* Exercise: An exact reproduction of the records is required, with all images left out.

* Listed entries:

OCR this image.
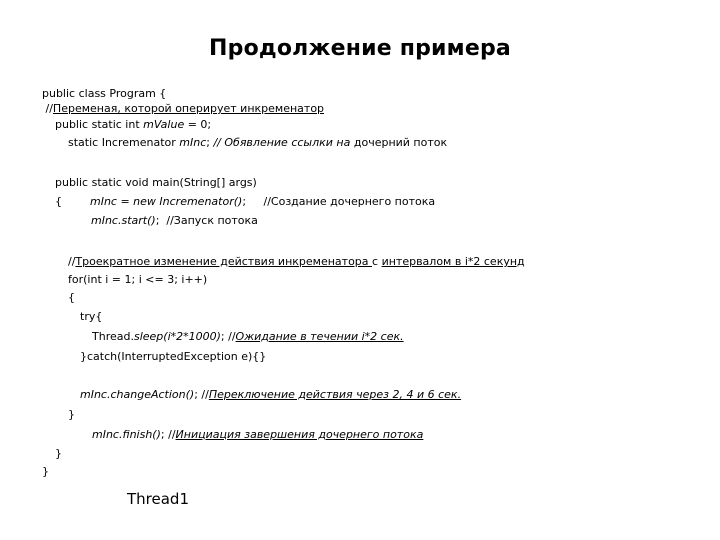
Продолжение примера
public class Program {
//Переменая, которой оперирует инкременатор
public static int mValue = 0;
static Incremenator mInc; // Обявление ссылки на дочерний поток
public static void main(String[] args)
{        mInc = new Incremenator();     //Создание дочернего потока
mInc.start();  //Запуск потока
//Троекратное изменение действия инкременатора с интервалом в i*2 секунд
for(int i = 1; i <= 3; i++)
{
try{
Thread.sleep(i*2*1000); //Ожидание в течении i*2 сек.
}catch(InterruptedException e){}
mInc.changeAction(); //Переключение действия через 2, 4 и 6 сек.
}
mInc.finish(); //Инициация завершения дочернего потока
}
}
Thread1
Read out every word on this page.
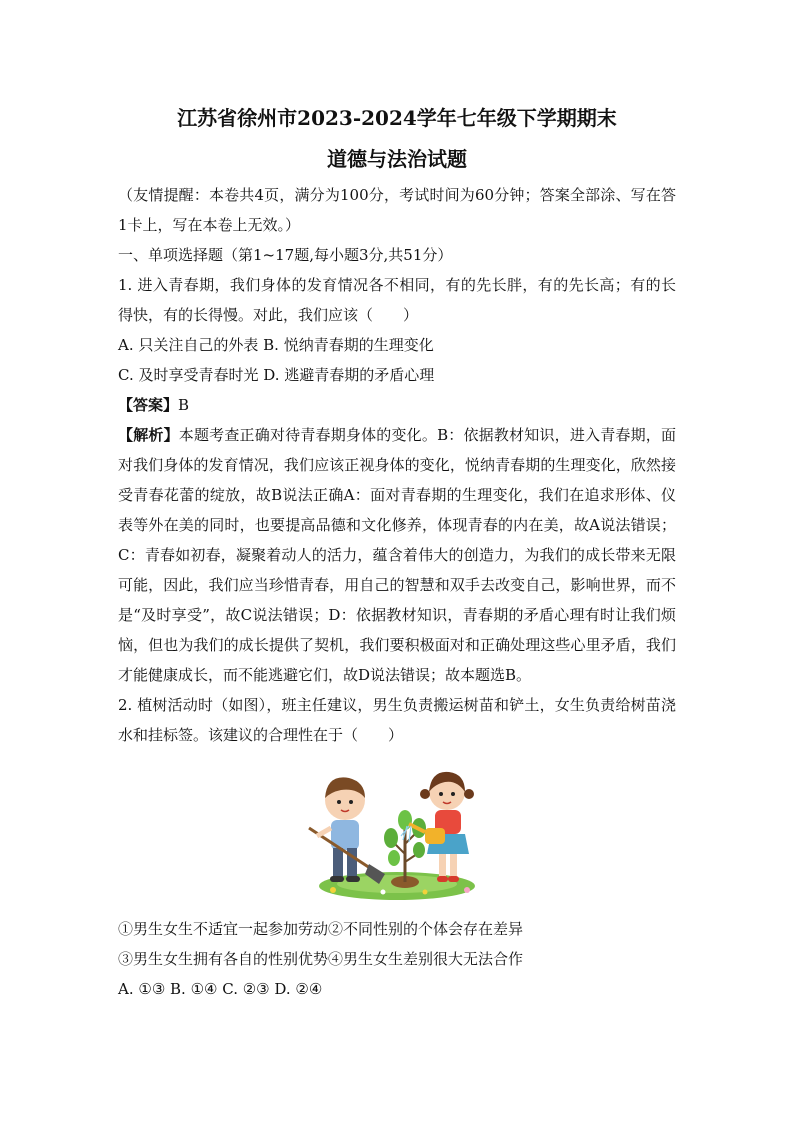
江苏省徐州市2023-2024学年七年级下学期期末
道德与法治试题

（友情提醒：本卷共4页，满分为100分，考试时间为60分钟；答案全部涂、写在答1卡上，写在本卷上无效。）

一、单项选择题（第1~17题,每小题3分,共51分）

1. 进入青春期，我们身体的发育情况各不相同，有的先长胖，有的先长高；有的长得快，有的长得慢。对此，我们应该（　　）

A. 只关注自己的外表 B. 悦纳青春期的生理变化

C. 及时享受青春时光 D. 逃避青春期的矛盾心理

【答案】B

【解析】本题考查正确对待青春期身体的变化。B：依据教材知识，进入青春期，面对我们身体的发育情况，我们应该正视身体的变化，悦纳青春期的生理变化，欣然接受青春花蕾的绽放，故B说法正确A：面对青春期的生理变化，我们在追求形体、仪表等外在美的同时，也要提高品德和文化修养，体现青春的内在美，故A说法错误；C：青春如初春，凝聚着动人的活力，蕴含着伟大的创造力，为我们的成长带来无限可能，因此，我们应当珍惜青春，用自己的智慧和双手去改变自己，影响世界，而不是“及时享受”，故C说法错误；D：依据教材知识，青春期的矛盾心理有时让我们烦恼，但也为我们的成长提供了契机，我们要积极面对和正确处理这些心里矛盾，我们才能健康成长，而不能逃避它们，故D说法错误；故本题选B。

2. 植树活动时（如图），班主任建议，男生负责搬运树苗和铲土，女生负责给树苗浇水和挂标签。该建议的合理性在于（　　）

①男生女生不适宜一起参加劳动②不同性别的个体会存在差异

③男生女生拥有各自的性别优势④男生女生差别很大无法合作

A. ①③ B. ①④ C. ②③ D. ②④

* Complete output:
OCR this image.
Продолжение примера
public class Program {
//Переменая, которой оперирует инкременатор
public static int mValue = 0;
static Incremenator mInc; // Обявление ссылки на дочерний поток
public static void main(String[] args)
{        mInc = new Incremenator();     //Создание дочернего потока
mInc.start();  //Запуск потока
//Троекратное изменение действия инкременатора с интервалом в i*2 секунд
for(int i = 1; i <= 3; i++)
{
try{
Thread.sleep(i*2*1000); //Ожидание в течении i*2 сек.
}catch(InterruptedException e){}
mInc.changeAction(); //Переключение действия через 2, 4 и 6 сек.
}
mInc.finish(); //Инициация завершения дочернего потока
}
}
Thread1
Read out every word on this page.
江苏省徐州市2023-2024学年七年级下学期期末
道德与法治试题

（友情提醒：本卷共4页，满分为100分，考试时间为60分钟；答案全部涂、写在答1卡上，写在本卷上无效。）

一、单项选择题（第1~17题,每小题3分,共51分）

1. 进入青春期，我们身体的发育情况各不相同，有的先长胖，有的先长高；有的长得快，有的长得慢。对此，我们应该（　　）

A. 只关注自己的外表 B. 悦纳青春期的生理变化

C. 及时享受青春时光 D. 逃避青春期的矛盾心理

【答案】B

【解析】本题考查正确对待青春期身体的变化。B：依据教材知识，进入青春期，面对我们身体的发育情况，我们应该正视身体的变化，悦纳青春期的生理变化，欣然接受青春花蕾的绽放，故B说法正确A：面对青春期的生理变化，我们在追求形体、仪表等外在美的同时，也要提高品德和文化修养，体现青春的内在美，故A说法错误；C：青春如初春，凝聚着动人的活力，蕴含着伟大的创造力，为我们的成长带来无限可能，因此，我们应当珍惜青春，用自己的智慧和双手去改变自己，影响世界，而不是“及时享受”，故C说法错误；D：依据教材知识，青春期的矛盾心理有时让我们烦恼，但也为我们的成长提供了契机，我们要积极面对和正确处理这些心里矛盾，我们才能健康成长，而不能逃避它们，故D说法错误；故本题选B。

2. 植树活动时（如图），班主任建议，男生负责搬运树苗和铲土，女生负责给树苗浇水和挂标签。该建议的合理性在于（　　）

①男生女生不适宜一起参加劳动②不同性别的个体会存在差异

③男生女生拥有各自的性别优势④男生女生差别很大无法合作

A. ①③ B. ①④ C. ②③ D. ②④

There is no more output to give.